§ SOURCE RECORDS:

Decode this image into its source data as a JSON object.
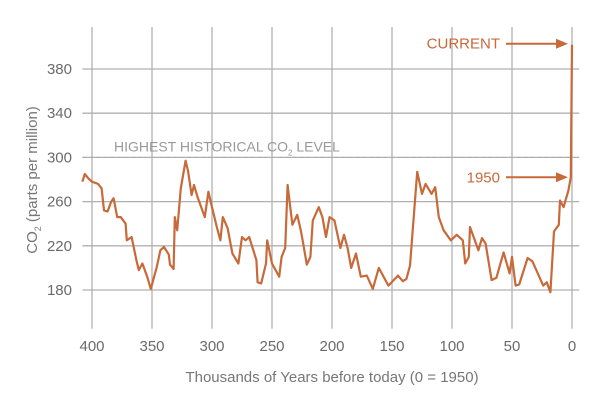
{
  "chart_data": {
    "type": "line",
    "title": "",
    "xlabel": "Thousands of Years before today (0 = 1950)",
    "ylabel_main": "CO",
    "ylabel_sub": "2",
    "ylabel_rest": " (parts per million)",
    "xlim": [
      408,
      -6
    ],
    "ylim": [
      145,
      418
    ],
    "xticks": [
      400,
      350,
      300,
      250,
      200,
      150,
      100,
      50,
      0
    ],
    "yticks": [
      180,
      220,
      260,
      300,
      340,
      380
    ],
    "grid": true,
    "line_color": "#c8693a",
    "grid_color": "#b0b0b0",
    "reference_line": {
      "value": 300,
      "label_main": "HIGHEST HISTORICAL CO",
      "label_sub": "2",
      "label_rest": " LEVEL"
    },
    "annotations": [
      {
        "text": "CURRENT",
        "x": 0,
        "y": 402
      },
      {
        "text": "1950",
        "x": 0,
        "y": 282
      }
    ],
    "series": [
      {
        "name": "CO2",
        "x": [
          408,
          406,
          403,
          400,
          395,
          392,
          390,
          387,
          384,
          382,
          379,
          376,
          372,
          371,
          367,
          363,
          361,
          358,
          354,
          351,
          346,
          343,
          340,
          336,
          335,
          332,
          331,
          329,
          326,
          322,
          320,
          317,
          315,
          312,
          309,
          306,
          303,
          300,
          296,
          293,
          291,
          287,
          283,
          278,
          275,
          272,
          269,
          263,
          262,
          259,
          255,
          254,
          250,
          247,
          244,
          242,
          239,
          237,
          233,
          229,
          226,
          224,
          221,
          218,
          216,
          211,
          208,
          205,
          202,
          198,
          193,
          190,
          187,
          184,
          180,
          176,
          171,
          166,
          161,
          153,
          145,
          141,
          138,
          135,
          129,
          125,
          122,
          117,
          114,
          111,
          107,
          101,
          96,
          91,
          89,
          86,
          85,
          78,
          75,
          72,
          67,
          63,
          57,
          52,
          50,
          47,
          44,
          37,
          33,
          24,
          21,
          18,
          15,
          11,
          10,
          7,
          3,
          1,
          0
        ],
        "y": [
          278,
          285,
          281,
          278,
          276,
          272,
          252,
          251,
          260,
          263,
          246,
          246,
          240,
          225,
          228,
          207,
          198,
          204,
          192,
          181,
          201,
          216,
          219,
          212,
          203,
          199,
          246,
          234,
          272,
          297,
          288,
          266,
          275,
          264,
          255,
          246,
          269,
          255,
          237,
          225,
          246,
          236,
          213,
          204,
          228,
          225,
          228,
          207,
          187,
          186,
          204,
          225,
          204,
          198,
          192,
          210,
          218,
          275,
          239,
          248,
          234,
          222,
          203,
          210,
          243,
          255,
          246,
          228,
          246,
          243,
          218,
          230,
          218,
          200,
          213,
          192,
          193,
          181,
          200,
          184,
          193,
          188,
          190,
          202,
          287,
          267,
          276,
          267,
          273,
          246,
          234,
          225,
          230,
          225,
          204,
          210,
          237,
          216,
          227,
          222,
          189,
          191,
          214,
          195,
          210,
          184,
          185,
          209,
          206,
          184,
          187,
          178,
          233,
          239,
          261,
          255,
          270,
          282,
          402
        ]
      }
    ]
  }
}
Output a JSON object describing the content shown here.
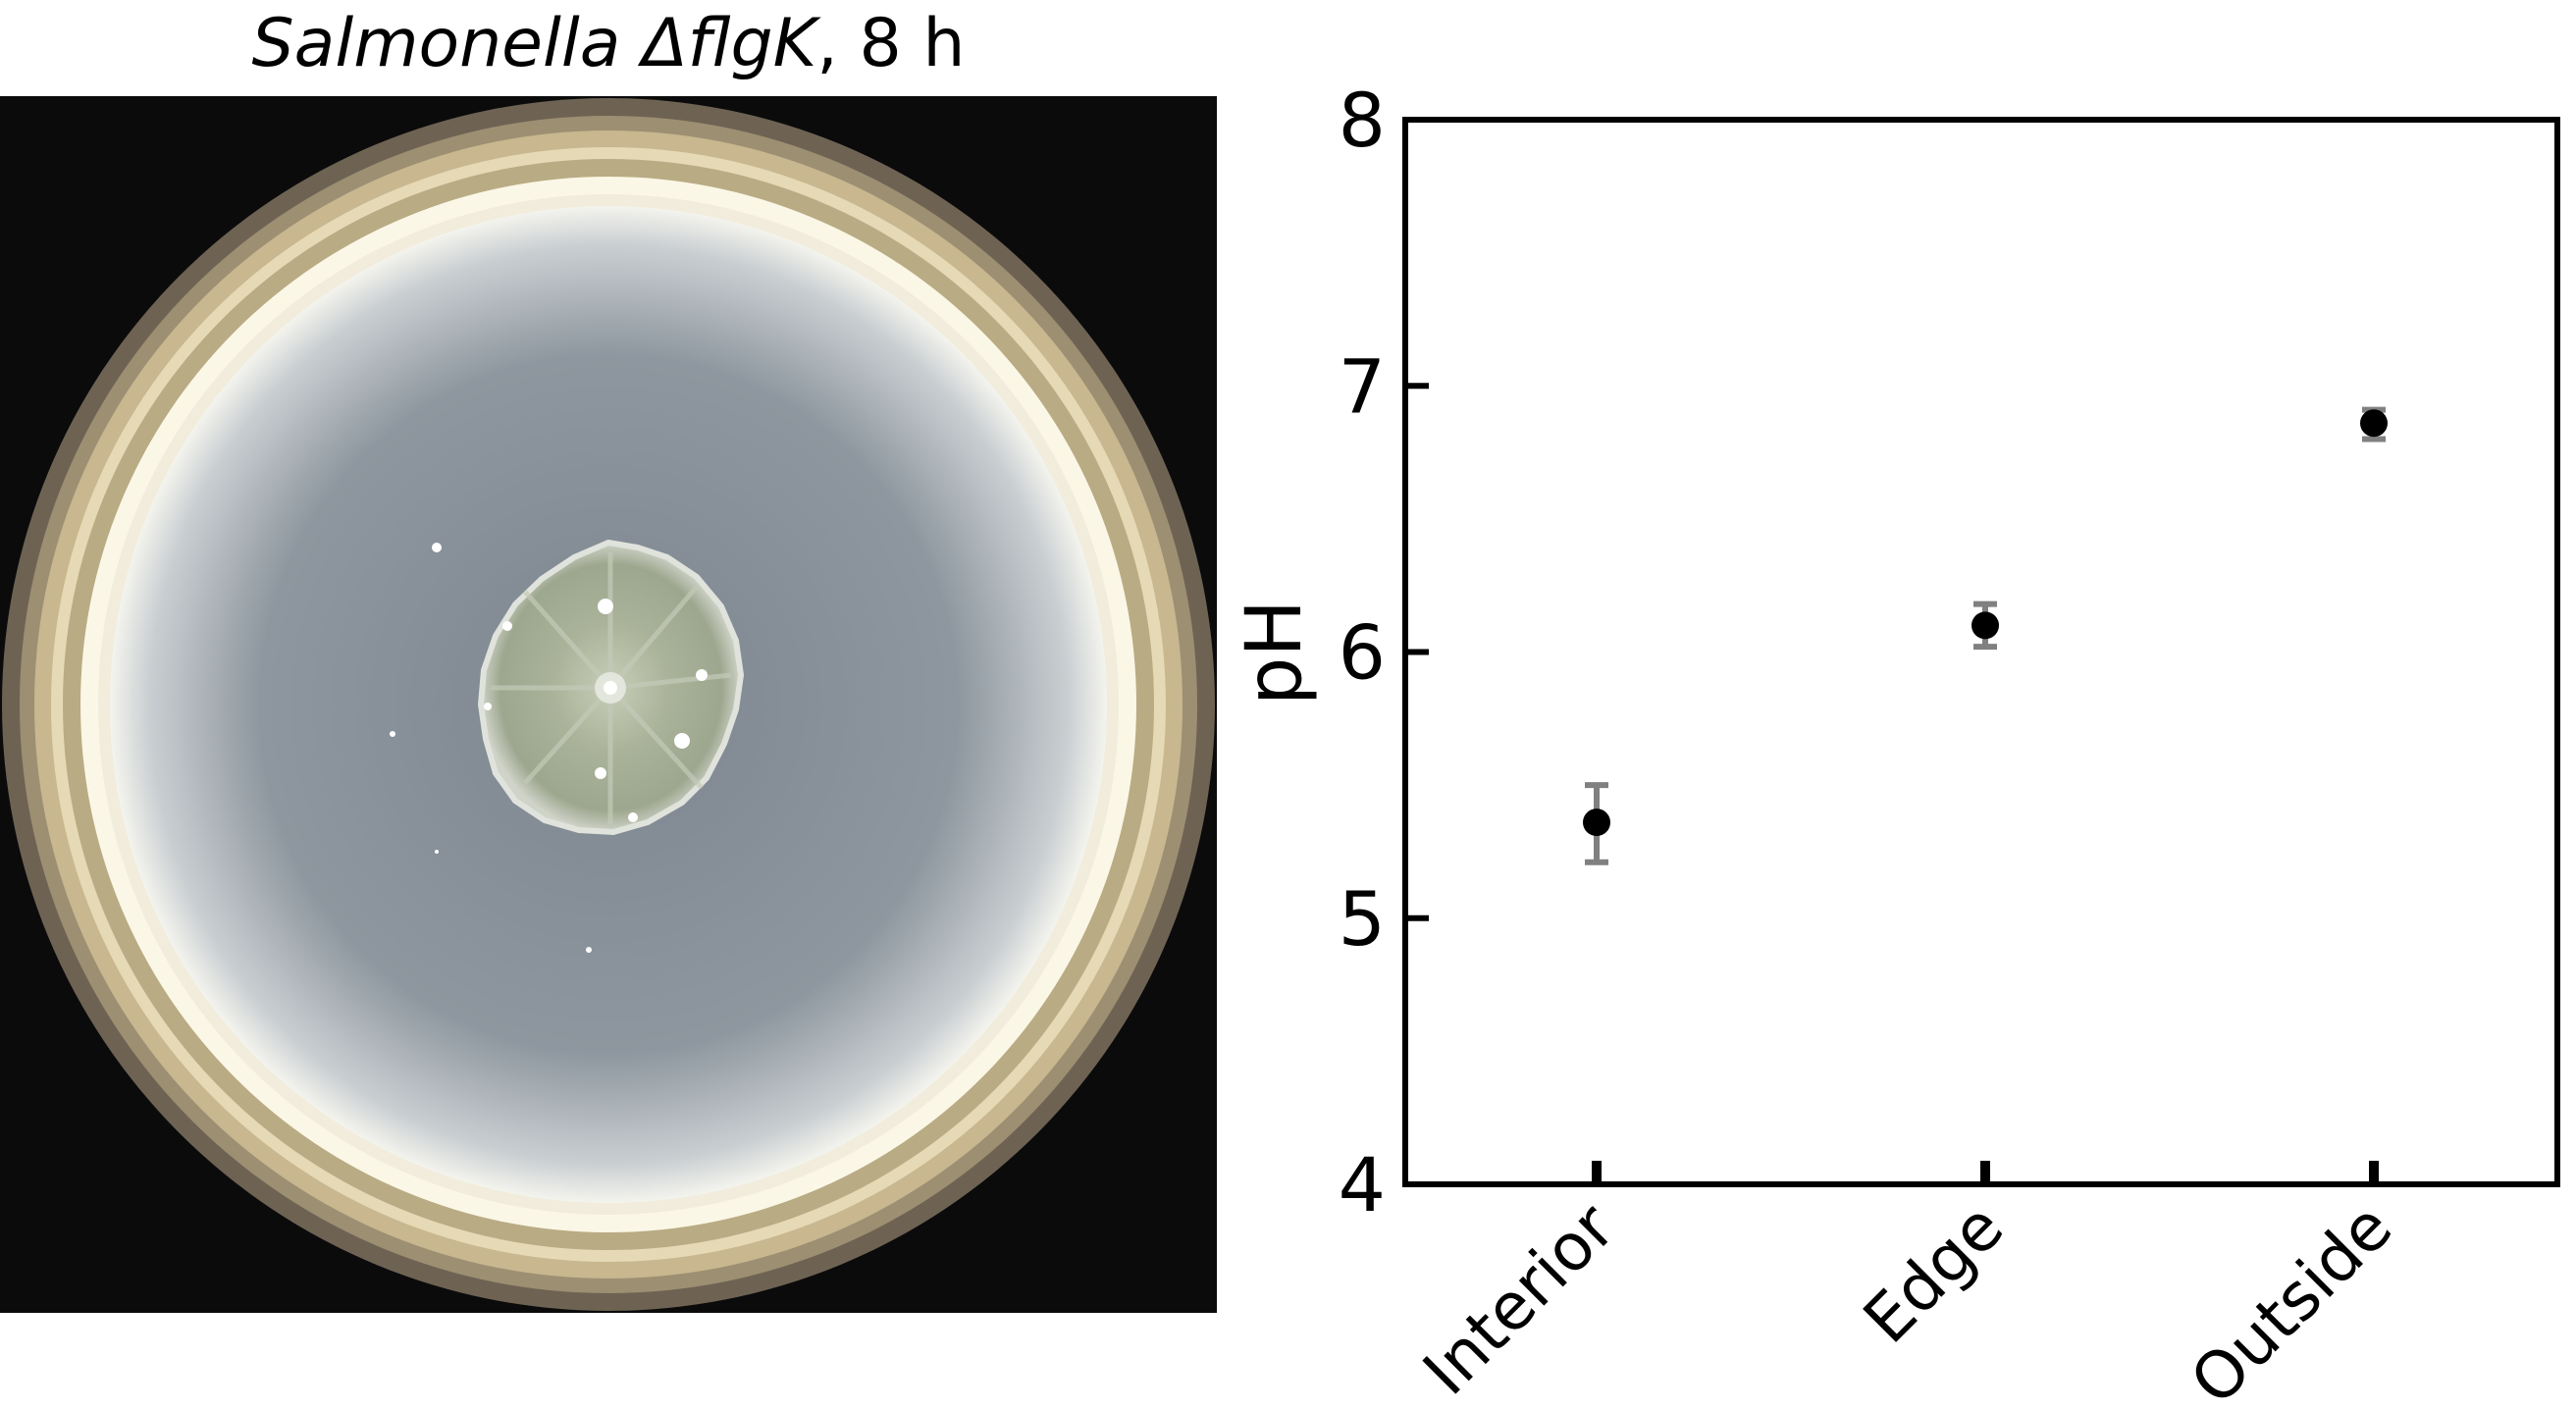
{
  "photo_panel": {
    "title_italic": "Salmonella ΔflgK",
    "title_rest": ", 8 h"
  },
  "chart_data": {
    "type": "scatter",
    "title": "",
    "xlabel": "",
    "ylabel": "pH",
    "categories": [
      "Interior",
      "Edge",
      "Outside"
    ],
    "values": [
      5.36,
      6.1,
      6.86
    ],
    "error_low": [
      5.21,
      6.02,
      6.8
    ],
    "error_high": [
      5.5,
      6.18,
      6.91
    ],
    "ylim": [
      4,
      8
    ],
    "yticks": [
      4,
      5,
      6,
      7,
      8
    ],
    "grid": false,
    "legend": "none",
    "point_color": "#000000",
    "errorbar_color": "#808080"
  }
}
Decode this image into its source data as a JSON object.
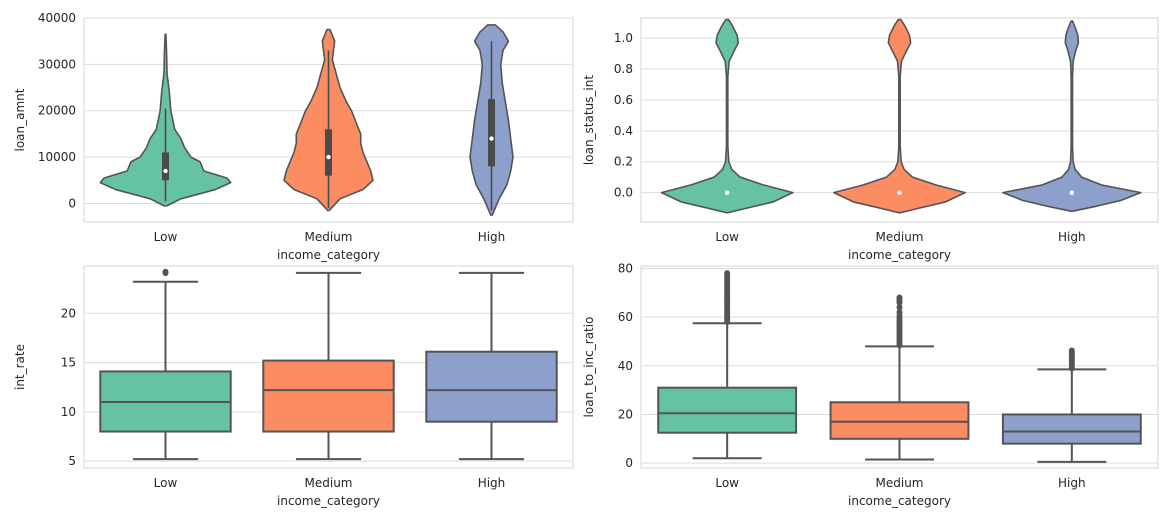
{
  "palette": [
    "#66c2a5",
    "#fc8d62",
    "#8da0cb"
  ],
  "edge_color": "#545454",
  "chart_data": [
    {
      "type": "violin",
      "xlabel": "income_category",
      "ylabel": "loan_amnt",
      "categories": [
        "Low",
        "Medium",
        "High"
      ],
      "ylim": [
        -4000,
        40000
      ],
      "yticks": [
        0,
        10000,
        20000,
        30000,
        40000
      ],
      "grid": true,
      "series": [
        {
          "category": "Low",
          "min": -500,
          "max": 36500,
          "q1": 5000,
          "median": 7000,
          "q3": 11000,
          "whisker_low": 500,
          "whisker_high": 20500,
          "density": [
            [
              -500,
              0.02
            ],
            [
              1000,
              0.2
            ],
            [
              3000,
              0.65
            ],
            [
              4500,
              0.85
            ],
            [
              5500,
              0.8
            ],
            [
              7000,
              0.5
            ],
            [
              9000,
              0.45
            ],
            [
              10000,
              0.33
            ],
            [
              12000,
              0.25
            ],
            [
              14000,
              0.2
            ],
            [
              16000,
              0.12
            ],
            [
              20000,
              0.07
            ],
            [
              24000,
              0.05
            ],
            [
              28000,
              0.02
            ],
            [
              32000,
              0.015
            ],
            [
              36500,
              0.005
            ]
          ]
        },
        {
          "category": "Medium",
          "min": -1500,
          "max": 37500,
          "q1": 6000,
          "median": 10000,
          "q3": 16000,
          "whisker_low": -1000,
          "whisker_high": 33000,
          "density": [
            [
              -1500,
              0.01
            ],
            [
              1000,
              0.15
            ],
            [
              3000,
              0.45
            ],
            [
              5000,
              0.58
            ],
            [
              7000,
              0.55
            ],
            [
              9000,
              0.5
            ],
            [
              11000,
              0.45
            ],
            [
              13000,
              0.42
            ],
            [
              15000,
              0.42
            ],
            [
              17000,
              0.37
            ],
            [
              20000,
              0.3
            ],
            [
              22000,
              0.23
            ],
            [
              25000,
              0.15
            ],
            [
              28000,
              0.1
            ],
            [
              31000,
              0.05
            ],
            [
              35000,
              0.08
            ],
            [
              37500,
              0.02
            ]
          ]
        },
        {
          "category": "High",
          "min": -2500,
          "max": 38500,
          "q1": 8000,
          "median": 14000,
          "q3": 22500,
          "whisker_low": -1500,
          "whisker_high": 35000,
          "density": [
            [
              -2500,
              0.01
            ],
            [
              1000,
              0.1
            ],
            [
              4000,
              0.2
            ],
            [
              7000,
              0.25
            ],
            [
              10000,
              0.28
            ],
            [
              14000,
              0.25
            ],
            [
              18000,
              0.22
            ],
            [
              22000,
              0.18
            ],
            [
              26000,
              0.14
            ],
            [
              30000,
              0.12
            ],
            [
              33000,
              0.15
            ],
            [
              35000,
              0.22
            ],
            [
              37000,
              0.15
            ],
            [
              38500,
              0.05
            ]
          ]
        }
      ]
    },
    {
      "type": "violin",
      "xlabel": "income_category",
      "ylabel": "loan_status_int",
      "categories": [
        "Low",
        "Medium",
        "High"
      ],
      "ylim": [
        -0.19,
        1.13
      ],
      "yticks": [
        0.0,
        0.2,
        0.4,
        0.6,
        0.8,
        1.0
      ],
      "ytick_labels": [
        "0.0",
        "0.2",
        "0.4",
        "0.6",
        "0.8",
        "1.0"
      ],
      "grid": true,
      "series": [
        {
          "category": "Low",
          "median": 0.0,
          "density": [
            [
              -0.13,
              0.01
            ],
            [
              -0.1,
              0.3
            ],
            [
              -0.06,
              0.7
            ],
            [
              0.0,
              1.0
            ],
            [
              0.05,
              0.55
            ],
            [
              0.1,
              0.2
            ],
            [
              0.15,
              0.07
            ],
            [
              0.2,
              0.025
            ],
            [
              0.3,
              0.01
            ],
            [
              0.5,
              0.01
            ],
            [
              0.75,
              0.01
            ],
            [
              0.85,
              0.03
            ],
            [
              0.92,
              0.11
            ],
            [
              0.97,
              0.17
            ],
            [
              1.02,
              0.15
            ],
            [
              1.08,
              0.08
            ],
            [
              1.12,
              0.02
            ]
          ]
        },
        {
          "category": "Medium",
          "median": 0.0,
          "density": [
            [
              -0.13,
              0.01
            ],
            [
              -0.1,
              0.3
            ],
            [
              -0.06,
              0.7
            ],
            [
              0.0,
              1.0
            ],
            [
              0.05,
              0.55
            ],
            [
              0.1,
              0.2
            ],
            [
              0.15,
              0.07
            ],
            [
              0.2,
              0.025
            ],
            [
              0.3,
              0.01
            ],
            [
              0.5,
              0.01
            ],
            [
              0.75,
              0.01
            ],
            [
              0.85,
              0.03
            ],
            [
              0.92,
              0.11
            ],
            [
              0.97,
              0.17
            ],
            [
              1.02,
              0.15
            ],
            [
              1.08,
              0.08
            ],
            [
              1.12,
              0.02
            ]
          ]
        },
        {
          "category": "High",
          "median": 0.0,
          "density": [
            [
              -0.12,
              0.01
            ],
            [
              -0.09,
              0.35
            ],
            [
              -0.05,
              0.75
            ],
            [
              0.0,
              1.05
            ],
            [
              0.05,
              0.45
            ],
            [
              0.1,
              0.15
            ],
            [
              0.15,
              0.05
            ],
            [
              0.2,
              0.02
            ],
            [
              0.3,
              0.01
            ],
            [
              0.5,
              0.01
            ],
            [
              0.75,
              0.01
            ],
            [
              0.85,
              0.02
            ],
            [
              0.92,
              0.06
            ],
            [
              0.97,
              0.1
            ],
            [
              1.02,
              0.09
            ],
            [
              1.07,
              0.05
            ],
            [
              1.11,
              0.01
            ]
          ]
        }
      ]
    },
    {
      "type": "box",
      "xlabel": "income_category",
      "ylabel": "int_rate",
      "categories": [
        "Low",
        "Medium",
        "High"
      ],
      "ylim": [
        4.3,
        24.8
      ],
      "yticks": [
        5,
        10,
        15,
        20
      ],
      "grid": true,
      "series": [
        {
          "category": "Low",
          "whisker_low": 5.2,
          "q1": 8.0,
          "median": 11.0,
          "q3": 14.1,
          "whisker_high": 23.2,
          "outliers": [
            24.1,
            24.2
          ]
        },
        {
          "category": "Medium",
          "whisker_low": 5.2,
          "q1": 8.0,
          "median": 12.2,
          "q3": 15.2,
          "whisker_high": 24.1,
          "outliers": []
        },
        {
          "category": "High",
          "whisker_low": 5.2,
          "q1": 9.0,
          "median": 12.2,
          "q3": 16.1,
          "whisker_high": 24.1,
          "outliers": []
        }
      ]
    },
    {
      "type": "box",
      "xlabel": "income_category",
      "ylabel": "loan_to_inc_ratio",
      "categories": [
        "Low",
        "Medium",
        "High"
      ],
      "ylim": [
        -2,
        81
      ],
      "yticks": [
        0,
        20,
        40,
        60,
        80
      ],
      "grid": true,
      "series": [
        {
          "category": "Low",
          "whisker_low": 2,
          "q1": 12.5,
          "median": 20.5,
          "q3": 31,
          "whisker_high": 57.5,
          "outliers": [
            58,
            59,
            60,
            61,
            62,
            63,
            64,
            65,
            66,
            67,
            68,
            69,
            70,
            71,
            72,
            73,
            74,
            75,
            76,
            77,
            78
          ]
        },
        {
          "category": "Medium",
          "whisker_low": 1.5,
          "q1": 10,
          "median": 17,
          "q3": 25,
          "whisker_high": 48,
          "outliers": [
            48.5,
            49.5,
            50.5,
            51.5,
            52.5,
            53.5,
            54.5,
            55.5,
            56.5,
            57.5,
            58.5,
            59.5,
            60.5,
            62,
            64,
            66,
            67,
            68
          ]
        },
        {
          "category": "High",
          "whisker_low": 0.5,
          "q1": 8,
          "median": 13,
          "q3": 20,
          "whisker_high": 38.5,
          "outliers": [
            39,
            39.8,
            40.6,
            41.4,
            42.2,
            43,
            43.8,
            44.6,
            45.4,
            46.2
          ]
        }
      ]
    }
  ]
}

§ WORK TO COMPLETE:
Where does the word "median" appear? Return each line that holds it.

§ TASK OUTPUT:
          "median": 7000,
          "median": 10000,
          "median": 14000,
          "median": 0.0,
          "median": 0.0,
          "median": 0.0,
          "median": 11.0,
          "median": 12.2,
          "median": 12.2,
          "median": 20.5,
          "median": 17,
          "median": 13,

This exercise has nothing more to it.